> **Your task**
Rewrite the data below with every "series-line" switched to "trend-line", changing nothing else.
# START OF Input records
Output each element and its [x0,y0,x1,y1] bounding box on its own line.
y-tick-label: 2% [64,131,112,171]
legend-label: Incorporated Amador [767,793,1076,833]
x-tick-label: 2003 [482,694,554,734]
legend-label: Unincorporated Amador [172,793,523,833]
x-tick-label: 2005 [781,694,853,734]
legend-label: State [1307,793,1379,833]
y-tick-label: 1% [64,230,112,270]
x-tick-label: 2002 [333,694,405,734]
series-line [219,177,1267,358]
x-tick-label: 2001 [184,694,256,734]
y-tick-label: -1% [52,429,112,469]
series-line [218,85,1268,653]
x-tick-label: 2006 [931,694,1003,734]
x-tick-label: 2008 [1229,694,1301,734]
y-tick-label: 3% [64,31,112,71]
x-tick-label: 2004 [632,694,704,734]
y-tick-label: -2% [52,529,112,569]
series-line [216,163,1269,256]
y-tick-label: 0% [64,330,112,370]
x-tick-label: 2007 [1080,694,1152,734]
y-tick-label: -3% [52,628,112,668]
# END OF Input records
> **The reply**
Output each element and its [x0,y0,x1,y1] bounding box on its own line.
y-tick-label: 2% [64,131,112,171]
legend-label: Incorporated Amador [767,793,1076,833]
x-tick-label: 2003 [482,694,554,734]
legend-label: Unincorporated Amador [172,793,523,833]
x-tick-label: 2005 [781,694,853,734]
legend-label: State [1307,793,1379,833]
y-tick-label: 1% [64,230,112,270]
x-tick-label: 2002 [333,694,405,734]
trend-line [219,177,1267,358]
x-tick-label: 2001 [184,694,256,734]
y-tick-label: -1% [52,429,112,469]
trend-line [218,85,1268,653]
x-tick-label: 2006 [931,694,1003,734]
x-tick-label: 2008 [1229,694,1301,734]
y-tick-label: 3% [64,31,112,71]
x-tick-label: 2004 [632,694,704,734]
y-tick-label: -2% [52,529,112,569]
trend-line [216,163,1269,256]
y-tick-label: 0% [64,330,112,370]
x-tick-label: 2007 [1080,694,1152,734]
y-tick-label: -3% [52,628,112,668]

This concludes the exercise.